_RECORDS FOR THIS TASK_
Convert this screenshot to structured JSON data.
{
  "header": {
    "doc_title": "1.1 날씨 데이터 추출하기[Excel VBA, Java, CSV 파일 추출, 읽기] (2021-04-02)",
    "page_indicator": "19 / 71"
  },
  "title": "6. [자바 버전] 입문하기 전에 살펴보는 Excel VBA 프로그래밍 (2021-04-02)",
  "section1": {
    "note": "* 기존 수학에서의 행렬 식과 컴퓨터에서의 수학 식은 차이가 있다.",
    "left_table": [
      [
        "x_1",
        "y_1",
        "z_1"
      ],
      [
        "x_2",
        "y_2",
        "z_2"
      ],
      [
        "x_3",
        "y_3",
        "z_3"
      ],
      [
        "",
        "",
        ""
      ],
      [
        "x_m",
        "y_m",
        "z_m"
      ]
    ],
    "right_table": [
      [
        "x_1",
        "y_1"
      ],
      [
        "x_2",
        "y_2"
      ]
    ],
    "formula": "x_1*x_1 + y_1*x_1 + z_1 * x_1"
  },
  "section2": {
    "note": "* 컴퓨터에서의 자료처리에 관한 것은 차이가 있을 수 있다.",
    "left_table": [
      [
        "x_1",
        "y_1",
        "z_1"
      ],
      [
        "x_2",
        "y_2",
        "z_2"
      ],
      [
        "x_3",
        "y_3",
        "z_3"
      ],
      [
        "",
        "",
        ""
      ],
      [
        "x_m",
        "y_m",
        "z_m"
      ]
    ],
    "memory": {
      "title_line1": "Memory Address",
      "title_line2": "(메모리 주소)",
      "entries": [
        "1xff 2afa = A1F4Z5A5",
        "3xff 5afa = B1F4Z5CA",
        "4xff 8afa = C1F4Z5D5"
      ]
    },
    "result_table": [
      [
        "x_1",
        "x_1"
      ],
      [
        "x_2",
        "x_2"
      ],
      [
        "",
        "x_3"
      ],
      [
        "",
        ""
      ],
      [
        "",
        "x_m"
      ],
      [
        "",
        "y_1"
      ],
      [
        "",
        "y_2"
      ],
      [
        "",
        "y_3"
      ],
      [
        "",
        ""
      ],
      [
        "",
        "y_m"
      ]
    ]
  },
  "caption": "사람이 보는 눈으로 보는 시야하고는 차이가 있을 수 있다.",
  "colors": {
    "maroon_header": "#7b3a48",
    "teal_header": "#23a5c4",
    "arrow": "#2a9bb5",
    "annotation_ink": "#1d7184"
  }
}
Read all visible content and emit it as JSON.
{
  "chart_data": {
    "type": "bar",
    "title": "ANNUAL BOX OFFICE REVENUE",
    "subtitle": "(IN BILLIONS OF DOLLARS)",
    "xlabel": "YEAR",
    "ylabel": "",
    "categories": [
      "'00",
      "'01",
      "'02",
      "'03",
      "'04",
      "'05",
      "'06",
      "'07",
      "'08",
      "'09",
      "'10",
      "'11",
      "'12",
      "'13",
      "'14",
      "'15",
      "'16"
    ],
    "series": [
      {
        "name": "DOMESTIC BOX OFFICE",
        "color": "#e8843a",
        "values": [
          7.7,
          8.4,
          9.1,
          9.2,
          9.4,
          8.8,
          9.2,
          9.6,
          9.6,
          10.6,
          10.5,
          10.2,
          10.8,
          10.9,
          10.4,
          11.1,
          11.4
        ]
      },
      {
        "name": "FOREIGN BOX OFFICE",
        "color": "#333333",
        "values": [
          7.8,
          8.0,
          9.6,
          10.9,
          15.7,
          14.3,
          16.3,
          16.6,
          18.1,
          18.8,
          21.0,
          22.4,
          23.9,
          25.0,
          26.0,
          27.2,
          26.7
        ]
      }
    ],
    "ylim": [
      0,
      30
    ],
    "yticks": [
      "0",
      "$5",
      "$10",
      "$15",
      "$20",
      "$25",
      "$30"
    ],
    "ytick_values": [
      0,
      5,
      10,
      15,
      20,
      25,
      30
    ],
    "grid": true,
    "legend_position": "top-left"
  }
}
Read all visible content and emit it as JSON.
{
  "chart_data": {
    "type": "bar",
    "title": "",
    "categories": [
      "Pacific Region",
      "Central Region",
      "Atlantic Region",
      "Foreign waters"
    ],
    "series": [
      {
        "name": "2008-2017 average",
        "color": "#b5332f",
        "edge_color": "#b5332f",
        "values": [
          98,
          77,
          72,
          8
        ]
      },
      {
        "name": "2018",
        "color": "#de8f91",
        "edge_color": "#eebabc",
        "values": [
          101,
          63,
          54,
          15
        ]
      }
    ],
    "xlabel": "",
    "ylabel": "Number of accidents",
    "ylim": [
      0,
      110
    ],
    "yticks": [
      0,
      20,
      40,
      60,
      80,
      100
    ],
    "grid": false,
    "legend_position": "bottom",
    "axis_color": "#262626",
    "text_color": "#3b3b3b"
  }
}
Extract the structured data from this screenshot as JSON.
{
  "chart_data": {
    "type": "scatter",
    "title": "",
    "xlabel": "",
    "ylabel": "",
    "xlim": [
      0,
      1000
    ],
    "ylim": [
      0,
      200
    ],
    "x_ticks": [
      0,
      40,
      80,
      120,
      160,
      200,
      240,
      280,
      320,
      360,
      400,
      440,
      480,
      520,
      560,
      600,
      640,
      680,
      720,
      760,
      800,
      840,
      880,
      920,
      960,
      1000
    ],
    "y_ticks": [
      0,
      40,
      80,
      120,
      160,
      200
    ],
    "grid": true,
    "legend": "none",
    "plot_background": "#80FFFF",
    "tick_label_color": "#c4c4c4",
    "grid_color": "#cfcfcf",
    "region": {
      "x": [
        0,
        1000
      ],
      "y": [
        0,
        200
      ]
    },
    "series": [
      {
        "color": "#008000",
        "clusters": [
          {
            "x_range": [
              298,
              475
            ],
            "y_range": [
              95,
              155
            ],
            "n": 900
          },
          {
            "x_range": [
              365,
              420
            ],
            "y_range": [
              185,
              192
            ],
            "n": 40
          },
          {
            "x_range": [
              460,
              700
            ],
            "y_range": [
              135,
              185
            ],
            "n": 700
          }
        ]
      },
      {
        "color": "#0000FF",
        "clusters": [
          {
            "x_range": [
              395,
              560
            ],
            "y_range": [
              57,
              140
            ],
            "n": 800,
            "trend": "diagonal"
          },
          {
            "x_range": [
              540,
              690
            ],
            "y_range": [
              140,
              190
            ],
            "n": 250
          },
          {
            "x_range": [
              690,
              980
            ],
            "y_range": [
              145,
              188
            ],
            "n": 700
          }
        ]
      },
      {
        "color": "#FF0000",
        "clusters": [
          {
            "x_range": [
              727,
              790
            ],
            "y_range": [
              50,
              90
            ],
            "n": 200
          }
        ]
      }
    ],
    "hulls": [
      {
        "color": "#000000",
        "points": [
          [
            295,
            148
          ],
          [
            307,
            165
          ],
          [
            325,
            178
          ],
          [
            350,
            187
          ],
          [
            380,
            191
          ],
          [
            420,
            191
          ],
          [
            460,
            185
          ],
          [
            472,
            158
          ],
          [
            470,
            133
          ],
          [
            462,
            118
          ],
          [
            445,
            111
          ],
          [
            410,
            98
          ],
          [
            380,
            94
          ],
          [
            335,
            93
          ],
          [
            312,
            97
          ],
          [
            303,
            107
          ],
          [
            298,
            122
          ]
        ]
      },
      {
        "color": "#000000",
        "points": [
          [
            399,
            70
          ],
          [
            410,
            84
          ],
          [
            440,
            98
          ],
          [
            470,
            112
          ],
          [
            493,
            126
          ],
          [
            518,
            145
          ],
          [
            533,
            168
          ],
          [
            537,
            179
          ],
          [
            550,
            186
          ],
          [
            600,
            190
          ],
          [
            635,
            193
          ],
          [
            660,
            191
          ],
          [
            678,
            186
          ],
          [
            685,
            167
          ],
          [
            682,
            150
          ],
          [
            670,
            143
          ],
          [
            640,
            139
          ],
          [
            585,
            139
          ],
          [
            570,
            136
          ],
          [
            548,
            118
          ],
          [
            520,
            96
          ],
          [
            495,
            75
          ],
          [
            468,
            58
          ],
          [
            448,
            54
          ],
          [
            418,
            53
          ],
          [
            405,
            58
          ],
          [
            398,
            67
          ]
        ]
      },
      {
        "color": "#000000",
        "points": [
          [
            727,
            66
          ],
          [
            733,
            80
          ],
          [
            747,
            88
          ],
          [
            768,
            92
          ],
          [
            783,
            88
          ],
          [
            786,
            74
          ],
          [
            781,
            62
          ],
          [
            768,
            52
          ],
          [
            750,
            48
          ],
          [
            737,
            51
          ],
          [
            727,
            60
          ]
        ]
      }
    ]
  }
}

_WORK INSTRUCTIONS_
Copy every line from the entries that contains the word "OFFICE".

_TASK RESULT_
    "title": "ANNUAL BOX OFFICE REVENUE",
        "name": "DOMESTIC BOX OFFICE",
        "name": "FOREIGN BOX OFFICE",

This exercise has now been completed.